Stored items

---*---

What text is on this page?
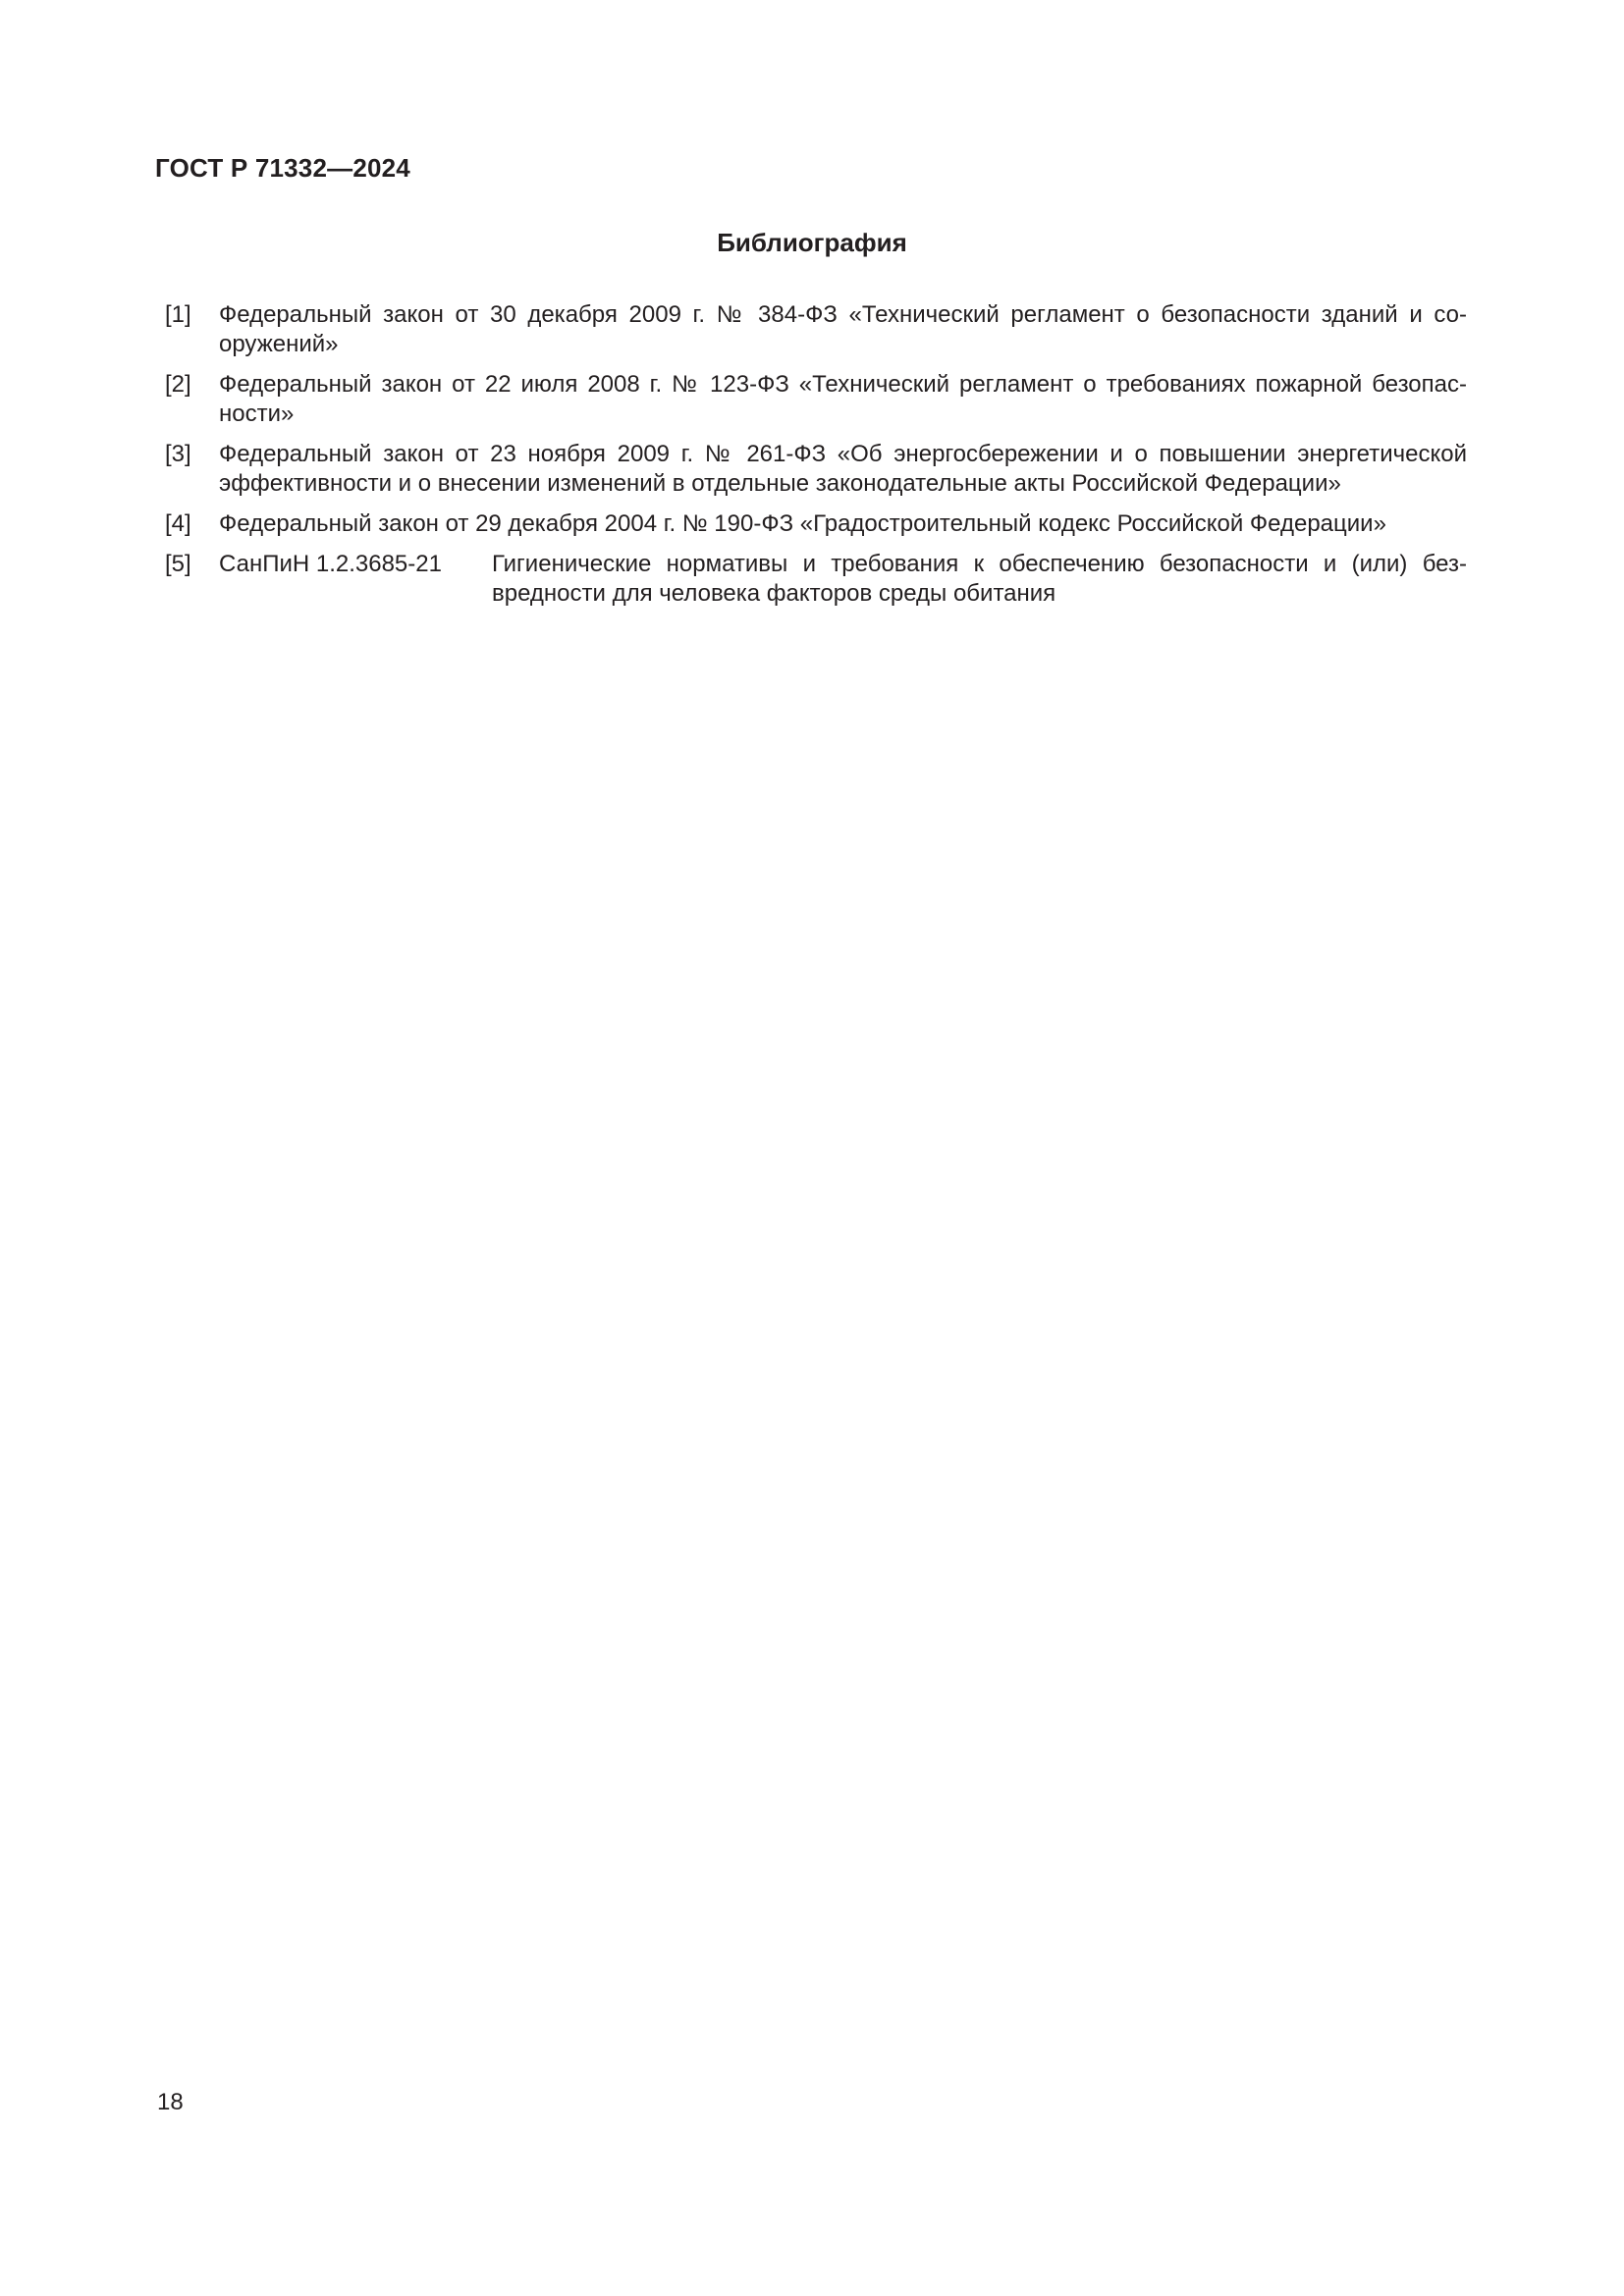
ГОСТ Р 71332—2024
Библиография
[1]	Федеральный закон от 30 декабря 2009 г. № 384-ФЗ «Технический регламент о безопасности зданий и сооружений»
[2]	Федеральный закон от 22 июля 2008 г. № 123-ФЗ «Технический регламент о требованиях пожарной безопасности»
[3]	Федеральный закон от 23 ноября 2009 г. № 261-ФЗ «Об энергосбережении и о повышении энергетической эффективности и о внесении изменений в отдельные законодательные акты Российской Федерации»
[4]	Федеральный закон от 29 декабря 2004 г. № 190-ФЗ «Градостроительный кодекс Российской Федерации»
[5]	СанПиН 1.2.3685-21	Гигиенические нормативы и требования к обеспечению безопасности и (или) безвредности для человека факторов среды обитания
18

---*---

> [AIM OF THE TASK]: Filter the data, keeping only the lines that contain "декабря".

> [ANSWER TO THE PROBLEM]:
[1]	Федеральный закон от 30 декабря 2009 г. № 384-ФЗ «Технический регламент о безопасности зданий и сооружений»
[4]	Федеральный закон от 29 декабря 2004 г. № 190-ФЗ «Градостроительный кодекс Российской Федерации»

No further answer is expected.